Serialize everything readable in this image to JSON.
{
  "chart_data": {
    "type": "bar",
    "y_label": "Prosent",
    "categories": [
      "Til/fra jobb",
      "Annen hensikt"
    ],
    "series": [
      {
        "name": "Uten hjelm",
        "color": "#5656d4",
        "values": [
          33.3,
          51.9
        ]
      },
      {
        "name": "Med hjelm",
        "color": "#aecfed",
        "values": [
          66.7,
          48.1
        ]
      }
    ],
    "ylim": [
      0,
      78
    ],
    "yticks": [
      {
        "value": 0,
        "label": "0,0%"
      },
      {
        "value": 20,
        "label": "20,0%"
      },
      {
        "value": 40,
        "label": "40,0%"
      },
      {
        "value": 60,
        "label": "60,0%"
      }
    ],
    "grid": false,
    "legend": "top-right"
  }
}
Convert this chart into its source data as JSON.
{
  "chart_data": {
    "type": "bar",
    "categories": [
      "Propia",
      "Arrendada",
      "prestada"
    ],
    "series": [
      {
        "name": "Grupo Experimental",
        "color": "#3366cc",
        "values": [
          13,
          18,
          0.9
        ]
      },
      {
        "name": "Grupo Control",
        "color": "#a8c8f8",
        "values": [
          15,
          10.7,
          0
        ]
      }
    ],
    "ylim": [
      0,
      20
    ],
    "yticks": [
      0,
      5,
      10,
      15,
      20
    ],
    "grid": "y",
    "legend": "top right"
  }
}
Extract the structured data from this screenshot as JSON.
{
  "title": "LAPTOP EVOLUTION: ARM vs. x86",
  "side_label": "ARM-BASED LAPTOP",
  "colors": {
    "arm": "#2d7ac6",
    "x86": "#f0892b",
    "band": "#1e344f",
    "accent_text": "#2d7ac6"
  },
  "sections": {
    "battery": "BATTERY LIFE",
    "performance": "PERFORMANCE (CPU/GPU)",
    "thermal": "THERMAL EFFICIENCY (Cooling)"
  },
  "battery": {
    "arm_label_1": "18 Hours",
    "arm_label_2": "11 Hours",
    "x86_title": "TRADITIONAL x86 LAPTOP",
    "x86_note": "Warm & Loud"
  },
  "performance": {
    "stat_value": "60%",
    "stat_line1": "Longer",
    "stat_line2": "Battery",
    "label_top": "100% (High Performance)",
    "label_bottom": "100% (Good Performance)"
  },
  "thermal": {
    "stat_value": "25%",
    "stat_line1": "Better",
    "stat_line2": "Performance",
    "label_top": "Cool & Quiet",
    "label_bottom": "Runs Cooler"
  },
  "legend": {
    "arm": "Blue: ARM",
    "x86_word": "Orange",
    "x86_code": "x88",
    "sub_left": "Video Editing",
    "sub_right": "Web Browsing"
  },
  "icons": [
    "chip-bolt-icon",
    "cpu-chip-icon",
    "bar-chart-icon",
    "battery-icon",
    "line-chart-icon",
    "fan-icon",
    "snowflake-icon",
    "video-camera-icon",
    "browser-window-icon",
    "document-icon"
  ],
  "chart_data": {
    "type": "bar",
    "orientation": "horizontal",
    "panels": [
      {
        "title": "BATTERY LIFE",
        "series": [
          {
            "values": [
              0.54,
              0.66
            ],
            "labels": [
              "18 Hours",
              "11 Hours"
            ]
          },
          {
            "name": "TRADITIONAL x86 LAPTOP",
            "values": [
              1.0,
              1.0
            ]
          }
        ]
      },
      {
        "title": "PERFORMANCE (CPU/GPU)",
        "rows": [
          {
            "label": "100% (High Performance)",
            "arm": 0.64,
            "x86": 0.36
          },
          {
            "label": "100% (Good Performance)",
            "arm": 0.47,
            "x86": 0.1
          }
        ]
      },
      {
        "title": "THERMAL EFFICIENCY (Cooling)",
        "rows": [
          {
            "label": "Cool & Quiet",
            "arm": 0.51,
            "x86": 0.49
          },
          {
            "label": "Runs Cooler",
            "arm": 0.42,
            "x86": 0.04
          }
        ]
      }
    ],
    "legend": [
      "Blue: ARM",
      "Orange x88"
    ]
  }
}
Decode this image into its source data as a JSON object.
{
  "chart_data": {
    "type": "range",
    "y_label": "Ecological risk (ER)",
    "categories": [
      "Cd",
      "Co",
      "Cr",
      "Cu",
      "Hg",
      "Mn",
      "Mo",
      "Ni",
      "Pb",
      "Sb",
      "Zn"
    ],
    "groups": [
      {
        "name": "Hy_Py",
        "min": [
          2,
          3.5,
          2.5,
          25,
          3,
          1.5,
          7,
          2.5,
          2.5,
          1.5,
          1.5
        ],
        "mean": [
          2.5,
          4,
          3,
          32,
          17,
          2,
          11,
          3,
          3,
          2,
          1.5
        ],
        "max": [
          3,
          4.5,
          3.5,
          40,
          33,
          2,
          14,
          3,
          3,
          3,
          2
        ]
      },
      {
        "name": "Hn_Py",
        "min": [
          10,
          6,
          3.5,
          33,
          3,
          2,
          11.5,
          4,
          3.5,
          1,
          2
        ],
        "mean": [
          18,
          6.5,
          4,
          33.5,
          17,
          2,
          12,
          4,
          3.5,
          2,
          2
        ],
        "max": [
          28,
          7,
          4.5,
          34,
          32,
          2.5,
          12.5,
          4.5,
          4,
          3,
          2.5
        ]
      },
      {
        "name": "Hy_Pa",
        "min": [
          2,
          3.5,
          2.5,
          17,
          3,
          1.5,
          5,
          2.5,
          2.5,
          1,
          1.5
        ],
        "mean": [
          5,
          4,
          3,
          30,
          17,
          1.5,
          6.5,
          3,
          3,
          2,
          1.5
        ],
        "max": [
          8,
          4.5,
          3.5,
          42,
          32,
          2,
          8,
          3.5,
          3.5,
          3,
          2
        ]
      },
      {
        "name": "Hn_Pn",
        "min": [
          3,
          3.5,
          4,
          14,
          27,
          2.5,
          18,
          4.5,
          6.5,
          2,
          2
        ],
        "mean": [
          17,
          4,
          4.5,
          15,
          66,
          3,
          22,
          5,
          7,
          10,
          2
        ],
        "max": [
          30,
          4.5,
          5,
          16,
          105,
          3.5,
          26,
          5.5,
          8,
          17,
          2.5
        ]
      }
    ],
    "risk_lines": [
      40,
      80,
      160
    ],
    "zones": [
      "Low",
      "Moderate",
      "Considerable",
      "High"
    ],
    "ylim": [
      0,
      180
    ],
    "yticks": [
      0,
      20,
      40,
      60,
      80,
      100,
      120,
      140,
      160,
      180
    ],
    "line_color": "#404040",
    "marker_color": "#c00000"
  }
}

=== To do ===
From the records above, extract each line exactly as shown.

=== The answer ===
Serialize everything readable in this image to JSON.
{
  "chart_data": {
    "type": "bar",
    "y_label": "Prosent",
    "categories": [
      "Til/fra jobb",
      "Annen hensikt"
    ],
    "series": [
      {
        "name": "Uten hjelm",
        "color": "#5656d4",
        "values": [
          33.3,
          51.9
        ]
      },
      {
        "name": "Med hjelm",
        "color": "#aecfed",
        "values": [
          66.7,
          48.1
        ]
      }
    ],
    "ylim": [
      0,
      78
    ],
    "yticks": [
      {
        "value": 0,
        "label": "0,0%"
      },
      {
        "value": 20,
        "label": "20,0%"
      },
      {
        "value": 40,
        "label": "40,0%"
      },
      {
        "value": 60,
        "label": "60,0%"
      }
    ],
    "grid": false,
    "legend": "top-right"
  }
}
Convert this chart into its source data as JSON.
{
  "chart_data": {
    "type": "bar",
    "categories": [
      "Propia",
      "Arrendada",
      "prestada"
    ],
    "series": [
      {
        "name": "Grupo Experimental",
        "color": "#3366cc",
        "values": [
          13,
          18,
          0.9
        ]
      },
      {
        "name": "Grupo Control",
        "color": "#a8c8f8",
        "values": [
          15,
          10.7,
          0
        ]
      }
    ],
    "ylim": [
      0,
      20
    ],
    "yticks": [
      0,
      5,
      10,
      15,
      20
    ],
    "grid": "y",
    "legend": "top right"
  }
}
Extract the structured data from this screenshot as JSON.
{
  "title": "LAPTOP EVOLUTION: ARM vs. x86",
  "side_label": "ARM-BASED LAPTOP",
  "colors": {
    "arm": "#2d7ac6",
    "x86": "#f0892b",
    "band": "#1e344f",
    "accent_text": "#2d7ac6"
  },
  "sections": {
    "battery": "BATTERY LIFE",
    "performance": "PERFORMANCE (CPU/GPU)",
    "thermal": "THERMAL EFFICIENCY (Cooling)"
  },
  "battery": {
    "arm_label_1": "18 Hours",
    "arm_label_2": "11 Hours",
    "x86_title": "TRADITIONAL x86 LAPTOP",
    "x86_note": "Warm & Loud"
  },
  "performance": {
    "stat_value": "60%",
    "stat_line1": "Longer",
    "stat_line2": "Battery",
    "label_top": "100% (High Performance)",
    "label_bottom": "100% (Good Performance)"
  },
  "thermal": {
    "stat_value": "25%",
    "stat_line1": "Better",
    "stat_line2": "Performance",
    "label_top": "Cool & Quiet",
    "label_bottom": "Runs Cooler"
  },
  "legend": {
    "arm": "Blue: ARM",
    "x86_word": "Orange",
    "x86_code": "x88",
    "sub_left": "Video Editing",
    "sub_right": "Web Browsing"
  },
  "icons": [
    "chip-bolt-icon",
    "cpu-chip-icon",
    "bar-chart-icon",
    "battery-icon",
    "line-chart-icon",
    "fan-icon",
    "snowflake-icon",
    "video-camera-icon",
    "browser-window-icon",
    "document-icon"
  ],
  "chart_data": {
    "type": "bar",
    "orientation": "horizontal",
    "panels": [
      {
        "title": "BATTERY LIFE",
        "series": [
          {
            "values": [
              0.54,
              0.66
            ],
            "labels": [
              "18 Hours",
              "11 Hours"
            ]
          },
          {
            "name": "TRADITIONAL x86 LAPTOP",
            "values": [
              1.0,
              1.0
            ]
          }
        ]
      },
      {
        "title": "PERFORMANCE (CPU/GPU)",
        "rows": [
          {
            "label": "100% (High Performance)",
            "arm": 0.64,
            "x86": 0.36
          },
          {
            "label": "100% (Good Performance)",
            "arm": 0.47,
            "x86": 0.1
          }
        ]
      },
      {
        "title": "THERMAL EFFICIENCY (Cooling)",
        "rows": [
          {
            "label": "Cool & Quiet",
            "arm": 0.51,
            "x86": 0.49
          },
          {
            "label": "Runs Cooler",
            "arm": 0.42,
            "x86": 0.04
          }
        ]
      }
    ],
    "legend": [
      "Blue: ARM",
      "Orange x88"
    ]
  }
}
Decode this image into its source data as a JSON object.
{
  "chart_data": {
    "type": "range",
    "y_label": "Ecological risk (ER)",
    "categories": [
      "Cd",
      "Co",
      "Cr",
      "Cu",
      "Hg",
      "Mn",
      "Mo",
      "Ni",
      "Pb",
      "Sb",
      "Zn"
    ],
    "groups": [
      {
        "name": "Hy_Py",
        "min": [
          2,
          3.5,
          2.5,
          25,
          3,
          1.5,
          7,
          2.5,
          2.5,
          1.5,
          1.5
        ],
        "mean": [
          2.5,
          4,
          3,
          32,
          17,
          2,
          11,
          3,
          3,
          2,
          1.5
        ],
        "max": [
          3,
          4.5,
          3.5,
          40,
          33,
          2,
          14,
          3,
          3,
          3,
          2
        ]
      },
      {
        "name": "Hn_Py",
        "min": [
          10,
          6,
          3.5,
          33,
          3,
          2,
          11.5,
          4,
          3.5,
          1,
          2
        ],
        "mean": [
          18,
          6.5,
          4,
          33.5,
          17,
          2,
          12,
          4,
          3.5,
          2,
          2
        ],
        "max": [
          28,
          7,
          4.5,
          34,
          32,
          2.5,
          12.5,
          4.5,
          4,
          3,
          2.5
        ]
      },
      {
        "name": "Hy_Pa",
        "min": [
          2,
          3.5,
          2.5,
          17,
          3,
          1.5,
          5,
          2.5,
          2.5,
          1,
          1.5
        ],
        "mean": [
          5,
          4,
          3,
          30,
          17,
          1.5,
          6.5,
          3,
          3,
          2,
          1.5
        ],
        "max": [
          8,
          4.5,
          3.5,
          42,
          32,
          2,
          8,
          3.5,
          3.5,
          3,
          2
        ]
      },
      {
        "name": "Hn_Pn",
        "min": [
          3,
          3.5,
          4,
          14,
          27,
          2.5,
          18,
          4.5,
          6.5,
          2,
          2
        ],
        "mean": [
          17,
          4,
          4.5,
          15,
          66,
          3,
          22,
          5,
          7,
          10,
          2
        ],
        "max": [
          30,
          4.5,
          5,
          16,
          105,
          3.5,
          26,
          5.5,
          8,
          17,
          2.5
        ]
      }
    ],
    "risk_lines": [
      40,
      80,
      160
    ],
    "zones": [
      "Low",
      "Moderate",
      "Considerable",
      "High"
    ],
    "ylim": [
      0,
      180
    ],
    "yticks": [
      0,
      20,
      40,
      60,
      80,
      100,
      120,
      140,
      160,
      180
    ],
    "line_color": "#404040",
    "marker_color": "#c00000"
  }
}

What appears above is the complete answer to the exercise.